Quote all of the data below exactly, please.
======== Data shown ========
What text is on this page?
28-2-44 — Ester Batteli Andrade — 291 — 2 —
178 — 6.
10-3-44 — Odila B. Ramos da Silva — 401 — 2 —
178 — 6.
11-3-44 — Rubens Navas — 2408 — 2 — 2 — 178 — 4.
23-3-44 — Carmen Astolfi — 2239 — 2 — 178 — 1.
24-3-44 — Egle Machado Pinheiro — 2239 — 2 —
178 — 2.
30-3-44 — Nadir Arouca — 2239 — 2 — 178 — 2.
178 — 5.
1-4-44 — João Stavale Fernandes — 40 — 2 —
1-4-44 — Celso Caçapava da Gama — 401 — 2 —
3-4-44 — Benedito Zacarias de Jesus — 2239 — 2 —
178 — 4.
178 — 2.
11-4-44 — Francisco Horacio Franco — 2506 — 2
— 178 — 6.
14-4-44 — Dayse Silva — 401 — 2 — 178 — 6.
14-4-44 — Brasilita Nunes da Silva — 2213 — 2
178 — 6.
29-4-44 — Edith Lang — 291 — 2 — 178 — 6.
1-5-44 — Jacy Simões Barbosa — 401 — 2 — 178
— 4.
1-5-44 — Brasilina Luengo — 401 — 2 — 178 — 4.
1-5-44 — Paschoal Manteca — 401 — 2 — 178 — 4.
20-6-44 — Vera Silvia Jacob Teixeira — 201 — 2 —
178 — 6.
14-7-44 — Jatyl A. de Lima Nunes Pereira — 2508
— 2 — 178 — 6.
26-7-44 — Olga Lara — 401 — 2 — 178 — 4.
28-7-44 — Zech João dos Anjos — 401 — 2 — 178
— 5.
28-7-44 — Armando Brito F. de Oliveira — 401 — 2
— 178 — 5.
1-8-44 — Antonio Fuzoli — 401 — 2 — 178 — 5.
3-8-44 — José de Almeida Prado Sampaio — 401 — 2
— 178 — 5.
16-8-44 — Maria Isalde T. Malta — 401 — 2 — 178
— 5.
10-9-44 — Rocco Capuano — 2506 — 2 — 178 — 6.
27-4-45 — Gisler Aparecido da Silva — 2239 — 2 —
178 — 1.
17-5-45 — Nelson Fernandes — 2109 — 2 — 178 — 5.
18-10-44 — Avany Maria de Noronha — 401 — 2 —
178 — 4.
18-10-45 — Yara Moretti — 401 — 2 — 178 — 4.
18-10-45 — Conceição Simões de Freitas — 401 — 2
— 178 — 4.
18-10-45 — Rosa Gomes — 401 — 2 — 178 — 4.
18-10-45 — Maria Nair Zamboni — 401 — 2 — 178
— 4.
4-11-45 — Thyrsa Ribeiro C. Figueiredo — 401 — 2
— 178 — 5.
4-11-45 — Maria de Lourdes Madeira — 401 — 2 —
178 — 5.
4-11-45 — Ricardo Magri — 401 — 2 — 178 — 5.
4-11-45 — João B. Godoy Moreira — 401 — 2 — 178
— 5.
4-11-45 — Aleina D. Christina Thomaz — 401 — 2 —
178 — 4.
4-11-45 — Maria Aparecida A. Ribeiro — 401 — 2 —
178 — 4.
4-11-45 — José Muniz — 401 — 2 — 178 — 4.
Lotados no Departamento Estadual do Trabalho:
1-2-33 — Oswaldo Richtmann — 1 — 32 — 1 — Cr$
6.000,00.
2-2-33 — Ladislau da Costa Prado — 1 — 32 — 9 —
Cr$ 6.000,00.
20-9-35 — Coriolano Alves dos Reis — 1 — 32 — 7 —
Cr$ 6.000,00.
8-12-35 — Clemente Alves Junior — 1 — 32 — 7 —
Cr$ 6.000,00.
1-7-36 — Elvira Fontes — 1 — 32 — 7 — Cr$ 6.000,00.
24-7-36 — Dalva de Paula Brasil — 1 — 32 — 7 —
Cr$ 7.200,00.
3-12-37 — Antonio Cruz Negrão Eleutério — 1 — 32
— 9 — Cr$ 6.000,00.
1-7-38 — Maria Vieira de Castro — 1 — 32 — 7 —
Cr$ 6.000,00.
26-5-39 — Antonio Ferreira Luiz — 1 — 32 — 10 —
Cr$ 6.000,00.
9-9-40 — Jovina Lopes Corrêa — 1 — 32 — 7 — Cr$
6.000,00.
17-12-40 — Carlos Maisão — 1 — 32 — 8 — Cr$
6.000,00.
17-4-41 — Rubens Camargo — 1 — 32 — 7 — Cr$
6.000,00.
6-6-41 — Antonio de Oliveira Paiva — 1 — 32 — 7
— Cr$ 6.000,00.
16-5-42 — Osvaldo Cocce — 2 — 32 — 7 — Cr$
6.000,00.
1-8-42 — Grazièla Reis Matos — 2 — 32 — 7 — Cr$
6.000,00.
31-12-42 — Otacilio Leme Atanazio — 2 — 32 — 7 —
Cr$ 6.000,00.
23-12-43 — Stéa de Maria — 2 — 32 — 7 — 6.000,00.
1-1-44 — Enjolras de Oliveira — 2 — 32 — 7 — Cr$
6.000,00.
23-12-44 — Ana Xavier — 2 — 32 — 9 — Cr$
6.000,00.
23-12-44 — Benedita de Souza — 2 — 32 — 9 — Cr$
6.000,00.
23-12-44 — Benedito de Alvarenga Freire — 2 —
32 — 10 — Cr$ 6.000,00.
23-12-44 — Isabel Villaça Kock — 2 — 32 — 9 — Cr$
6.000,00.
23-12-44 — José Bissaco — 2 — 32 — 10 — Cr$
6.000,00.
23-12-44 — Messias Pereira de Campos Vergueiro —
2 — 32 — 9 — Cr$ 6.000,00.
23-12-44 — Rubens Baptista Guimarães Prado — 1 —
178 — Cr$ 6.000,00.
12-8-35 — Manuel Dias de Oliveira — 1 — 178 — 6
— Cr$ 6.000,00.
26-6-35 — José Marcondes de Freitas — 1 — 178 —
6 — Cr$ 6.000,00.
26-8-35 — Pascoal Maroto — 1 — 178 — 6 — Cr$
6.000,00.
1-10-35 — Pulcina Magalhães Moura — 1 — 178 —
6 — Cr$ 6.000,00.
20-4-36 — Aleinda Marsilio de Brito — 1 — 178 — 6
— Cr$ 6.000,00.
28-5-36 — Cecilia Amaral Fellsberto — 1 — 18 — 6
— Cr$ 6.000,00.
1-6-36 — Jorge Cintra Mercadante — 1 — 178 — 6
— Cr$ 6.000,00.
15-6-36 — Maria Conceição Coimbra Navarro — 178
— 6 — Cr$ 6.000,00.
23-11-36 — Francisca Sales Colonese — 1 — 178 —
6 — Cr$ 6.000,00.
========
Right answer:
What text is on this page?
28-2-44 — Ester Batteli Andrade — 291 — 2 —
178 — 6.
10-3-44 — Odila B. Ramos da Silva — 401 — 2 —
178 — 6.
11-3-44 — Rubens Navas — 2408 — 2 — 2 — 178 — 4.
23-3-44 — Carmen Astolfi — 2239 — 2 — 178 — 1.
24-3-44 — Egle Machado Pinheiro — 2239 — 2 —
178 — 2.
30-3-44 — Nadir Arouca — 2239 — 2 — 178 — 2.
178 — 5.
1-4-44 — João Stavale Fernandes — 40 — 2 —
1-4-44 — Celso Caçapava da Gama — 401 — 2 —
3-4-44 — Benedito Zacarias de Jesus — 2239 — 2 —
178 — 4.
178 — 2.
11-4-44 — Francisco Horacio Franco — 2506 — 2
— 178 — 6.
14-4-44 — Dayse Silva — 401 — 2 — 178 — 6.
14-4-44 — Brasilita Nunes da Silva — 2213 — 2
178 — 6.
29-4-44 — Edith Lang — 291 — 2 — 178 — 6.
1-5-44 — Jacy Simões Barbosa — 401 — 2 — 178
— 4.
1-5-44 — Brasilina Luengo — 401 — 2 — 178 — 4.
1-5-44 — Paschoal Manteca — 401 — 2 — 178 — 4.
20-6-44 — Vera Silvia Jacob Teixeira — 201 — 2 —
178 — 6.
14-7-44 — Jatyl A. de Lima Nunes Pereira — 2508
— 2 — 178 — 6.
26-7-44 — Olga Lara — 401 — 2 — 178 — 4.
28-7-44 — Zech João dos Anjos — 401 — 2 — 178
— 5.
28-7-44 — Armando Brito F. de Oliveira — 401 — 2
— 178 — 5.
1-8-44 — Antonio Fuzoli — 401 — 2 — 178 — 5.
3-8-44 — José de Almeida Prado Sampaio — 401 — 2
— 178 — 5.
16-8-44 — Maria Isalde T. Malta — 401 — 2 — 178
— 5.
10-9-44 — Rocco Capuano — 2506 — 2 — 178 — 6.
27-4-45 — Gisler Aparecido da Silva — 2239 — 2 —
178 — 1.
17-5-45 — Nelson Fernandes — 2109 — 2 — 178 — 5.
18-10-44 — Avany Maria de Noronha — 401 — 2 —
178 — 4.
18-10-45 — Yara Moretti — 401 — 2 — 178 — 4.
18-10-45 — Conceição Simões de Freitas — 401 — 2
— 178 — 4.
18-10-45 — Rosa Gomes — 401 — 2 — 178 — 4.
18-10-45 — Maria Nair Zamboni — 401 — 2 — 178
— 4.
4-11-45 — Thyrsa Ribeiro C. Figueiredo — 401 — 2
— 178 — 5.
4-11-45 — Maria de Lourdes Madeira — 401 — 2 —
178 — 5.
4-11-45 — Ricardo Magri — 401 — 2 — 178 — 5.
4-11-45 — João B. Godoy Moreira — 401 — 2 — 178
— 5.
4-11-45 — Aleina D. Christina Thomaz — 401 — 2 —
178 — 4.
4-11-45 — Maria Aparecida A. Ribeiro — 401 — 2 —
178 — 4.
4-11-45 — José Muniz — 401 — 2 — 178 — 4.
Lotados no Departamento Estadual do Trabalho:
1-2-33 — Oswaldo Richtmann — 1 — 32 — 1 — Cr$
6.000,00.
2-2-33 — Ladislau da Costa Prado — 1 — 32 — 9 —
Cr$ 6.000,00.
20-9-35 — Coriolano Alves dos Reis — 1 — 32 — 7 —
Cr$ 6.000,00.
8-12-35 — Clemente Alves Junior — 1 — 32 — 7 —
Cr$ 6.000,00.
1-7-36 — Elvira Fontes — 1 — 32 — 7 — Cr$ 6.000,00.
24-7-36 — Dalva de Paula Brasil — 1 — 32 — 7 —
Cr$ 7.200,00.
3-12-37 — Antonio Cruz Negrão Eleutério — 1 — 32
— 9 — Cr$ 6.000,00.
1-7-38 — Maria Vieira de Castro — 1 — 32 — 7 —
Cr$ 6.000,00.
26-5-39 — Antonio Ferreira Luiz — 1 — 32 — 10 —
Cr$ 6.000,00.
9-9-40 — Jovina Lopes Corrêa — 1 — 32 — 7 — Cr$
6.000,00.
17-12-40 — Carlos Maisão — 1 — 32 — 8 — Cr$
6.000,00.
17-4-41 — Rubens Camargo — 1 — 32 — 7 — Cr$
6.000,00.
6-6-41 — Antonio de Oliveira Paiva — 1 — 32 — 7
— Cr$ 6.000,00.
16-5-42 — Osvaldo Cocce — 2 — 32 — 7 — Cr$
6.000,00.
1-8-42 — Grazièla Reis Matos — 2 — 32 — 7 — Cr$
6.000,00.
31-12-42 — Otacilio Leme Atanazio — 2 — 32 — 7 —
Cr$ 6.000,00.
23-12-43 — Stéa de Maria — 2 — 32 — 7 — 6.000,00.
1-1-44 — Enjolras de Oliveira — 2 — 32 — 7 — Cr$
6.000,00.
23-12-44 — Ana Xavier — 2 — 32 — 9 — Cr$
6.000,00.
23-12-44 — Benedita de Souza — 2 — 32 — 9 — Cr$
6.000,00.
23-12-44 — Benedito de Alvarenga Freire — 2 —
32 — 10 — Cr$ 6.000,00.
23-12-44 — Isabel Villaça Kock — 2 — 32 — 9 — Cr$
6.000,00.
23-12-44 — José Bissaco — 2 — 32 — 10 — Cr$
6.000,00.
23-12-44 — Messias Pereira de Campos Vergueiro —
2 — 32 — 9 — Cr$ 6.000,00.
23-12-44 — Rubens Baptista Guimarães Prado — 1 —
178 — Cr$ 6.000,00.
12-8-35 — Manuel Dias de Oliveira — 1 — 178 — 6
— Cr$ 6.000,00.
26-6-35 — José Marcondes de Freitas — 1 — 178 —
6 — Cr$ 6.000,00.
26-8-35 — Pascoal Maroto — 1 — 178 — 6 — Cr$
6.000,00.
1-10-35 — Pulcina Magalhães Moura — 1 — 178 —
6 — Cr$ 6.000,00.
20-4-36 — Aleinda Marsilio de Brito — 1 — 178 — 6
— Cr$ 6.000,00.
28-5-36 — Cecilia Amaral Fellsberto — 1 — 18 — 6
— Cr$ 6.000,00.
1-6-36 — Jorge Cintra Mercadante — 1 — 178 — 6
— Cr$ 6.000,00.
15-6-36 — Maria Conceição Coimbra Navarro — 178
— 6 — Cr$ 6.000,00.
23-11-36 — Francisca Sales Colonese — 1 — 178 —
6 — Cr$ 6.000,00.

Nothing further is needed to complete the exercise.